**TEXTO DE ORIGEM**
No fragmento de entrevista, é perceptível que, na voz da colaboradora 1, a infância no meio rural é a mesma em relação ao meio urbano. A falta de distinção das especificidades de ser criança em seus vários espaços de vida nos alerta para um modelo de infância único, modelo que normalmente é percebido como o de seres incapazes, incompletos e pouco sábios. O debate se volta para os adultos, – aqueles que são os responsáveis pelas crianças. Assim, o sentido que se aponta nos faz lembrar que o procedimento de assistências das crianças, seja em casa, ou na escola, é fator primordial para viabilizar melhorias nos processos de ensino e aprendizagem. Por um lado, os pais se ausentaram no acompanhamento de seus filhos sobre os afazeres da escola; por outro lado, a escola imersa em problemas de toda ordem pouco traz ao debate as necessidades materiais de sobrevivência das famílias que não são possuidoras dos meios de produção e dependem do próprio trabalho para “ganhar a vida”. Em sua maioria, as famílias do entorno da escola são pobres e necessitam do trabalho para a sobrevivência, muitas vezes insalubre.

Se o trabalho desenvolvido pelas famílias se caracteriza por ser insalubre, indagamos quais os entendimentos da relação entre escola, trabalho, família e ser criança?

[...] nessa nossa comunidade aqui, é uma comunidade normal talvez, o povo trabalha em um lugar muito insalubre, trabalho tão árduo, eles terminam assim, sem entusiasmo, sem estímulos, já que não tem autoestima, não tem como ajudar a criança. As crianças são normais, as crianças aprendem, mas tem muitos casos que se deixam a desejar, mas não é culpa das crianças nem dos professores (Colaboradora 1. Porto Velho, 20 de setembro 2018. Entrevista concedida aos autores).

As crianças são normais, a comunidade é normal, o que não é normal é o trabalho insalubre. Parece-nos que a concepção de infâncias em sua, pluralidade não é pertinente aos olhos da colaboradora, tudo é igual, aqui e acolá não se distingue, o rural e o urbano correspondem a mesma coisa. Constatamos que a ausência da ideia de infância repleta de saberes é o convencional.

Os professores estão isentos das culpas sobre as inadequações sociais que atrapalham a aquisição de conhecimentos por parte das crianças. Afinal quem são os agentes causadores de tantos problemas sociais? As crianças do meio rural não possuem características específicas, pelo menos esse foi o posicionamento.

**EXERCÍCIOS**
a - De acordo com o texto sobre a infância no meio rural, como são, em sua maioria, as famílias do entorno da escola?
b - Dê continuidade ao texto sobre a infância no meio rural a partir do ponto em que ele termina.

(Entradas de dados coletados)
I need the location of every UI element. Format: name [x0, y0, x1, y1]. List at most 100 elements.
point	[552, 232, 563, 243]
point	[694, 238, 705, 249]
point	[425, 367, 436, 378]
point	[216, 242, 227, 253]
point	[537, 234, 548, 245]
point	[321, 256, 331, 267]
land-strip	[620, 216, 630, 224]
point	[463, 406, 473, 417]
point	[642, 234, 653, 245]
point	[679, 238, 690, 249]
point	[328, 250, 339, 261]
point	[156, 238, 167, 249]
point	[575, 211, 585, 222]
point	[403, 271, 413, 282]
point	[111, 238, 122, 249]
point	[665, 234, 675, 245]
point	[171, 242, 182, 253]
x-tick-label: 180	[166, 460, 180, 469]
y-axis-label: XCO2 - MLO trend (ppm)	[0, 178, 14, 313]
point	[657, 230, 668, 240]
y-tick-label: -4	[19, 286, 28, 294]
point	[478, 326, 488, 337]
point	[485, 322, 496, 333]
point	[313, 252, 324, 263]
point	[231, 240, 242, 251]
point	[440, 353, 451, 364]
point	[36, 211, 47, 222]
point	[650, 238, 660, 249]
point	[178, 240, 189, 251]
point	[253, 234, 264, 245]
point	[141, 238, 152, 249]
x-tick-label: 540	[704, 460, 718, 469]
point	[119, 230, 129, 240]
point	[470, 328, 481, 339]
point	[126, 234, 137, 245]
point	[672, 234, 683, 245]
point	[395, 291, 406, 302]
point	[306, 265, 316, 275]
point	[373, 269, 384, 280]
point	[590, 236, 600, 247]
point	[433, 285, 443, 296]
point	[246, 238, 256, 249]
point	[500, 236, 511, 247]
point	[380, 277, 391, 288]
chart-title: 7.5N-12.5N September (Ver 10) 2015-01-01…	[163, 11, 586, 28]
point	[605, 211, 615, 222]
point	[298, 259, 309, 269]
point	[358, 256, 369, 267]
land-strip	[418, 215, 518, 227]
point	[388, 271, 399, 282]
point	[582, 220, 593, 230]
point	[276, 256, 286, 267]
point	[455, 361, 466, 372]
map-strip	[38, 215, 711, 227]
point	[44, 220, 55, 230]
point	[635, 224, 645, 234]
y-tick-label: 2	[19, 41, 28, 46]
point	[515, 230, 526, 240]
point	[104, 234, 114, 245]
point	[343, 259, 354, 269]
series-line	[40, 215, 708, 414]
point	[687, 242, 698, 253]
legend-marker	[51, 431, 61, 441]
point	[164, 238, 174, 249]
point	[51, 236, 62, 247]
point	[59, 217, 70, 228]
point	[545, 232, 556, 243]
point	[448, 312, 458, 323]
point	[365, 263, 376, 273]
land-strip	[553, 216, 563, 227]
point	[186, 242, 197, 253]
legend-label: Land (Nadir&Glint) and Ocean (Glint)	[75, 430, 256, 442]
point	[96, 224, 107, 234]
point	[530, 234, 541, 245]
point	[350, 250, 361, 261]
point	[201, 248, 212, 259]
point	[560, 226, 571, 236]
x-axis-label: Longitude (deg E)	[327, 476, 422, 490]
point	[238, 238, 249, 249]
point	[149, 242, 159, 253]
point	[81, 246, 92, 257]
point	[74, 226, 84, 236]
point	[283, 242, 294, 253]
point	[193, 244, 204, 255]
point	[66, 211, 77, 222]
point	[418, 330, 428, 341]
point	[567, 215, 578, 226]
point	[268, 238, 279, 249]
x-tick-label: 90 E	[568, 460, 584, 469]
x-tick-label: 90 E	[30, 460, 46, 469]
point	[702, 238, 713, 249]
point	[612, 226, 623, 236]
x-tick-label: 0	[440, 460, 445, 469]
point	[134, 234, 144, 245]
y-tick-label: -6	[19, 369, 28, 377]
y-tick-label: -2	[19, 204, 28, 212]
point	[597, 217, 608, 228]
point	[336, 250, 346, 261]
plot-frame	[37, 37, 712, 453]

**RESPOSTAS**
a - São pobres e necessitam do trabalho, muitas vezes insalubre, para a sobrevivência.

b -
Não há nenhuma característica específica das crianças na escola rural. Ser criança na escola rural talvez seja assim: é uma criança que talvez tenha muitos privilégios em relação a outras crianças da rua, porque as crianças no campo são mais livres, brincam de modo diferente, com a natureza, acompanham a natureza, muitas vezes é o banho na chuva, é o passear no mato, é respirar aquele ar puro (risos), é que na cidade é difícil né. Ser criança na zona rural é privilégio né (Colaboradora 1. Porto Velho, 20 de setembro 2018. Entrevista concedida aos autores).

As crianças do meio rural são possuidoras de privilégios, todos relacionados à natureza, ou seja, tomam banho na chuva, passeiam no mato, respiram ar puro entre outros. Mas em nenhum momento são vistas com característica que de fato asseguram o direito de ter direitos, inclusive o direito de assistência advinda do poder público diante dos baixos rendimentos escolares.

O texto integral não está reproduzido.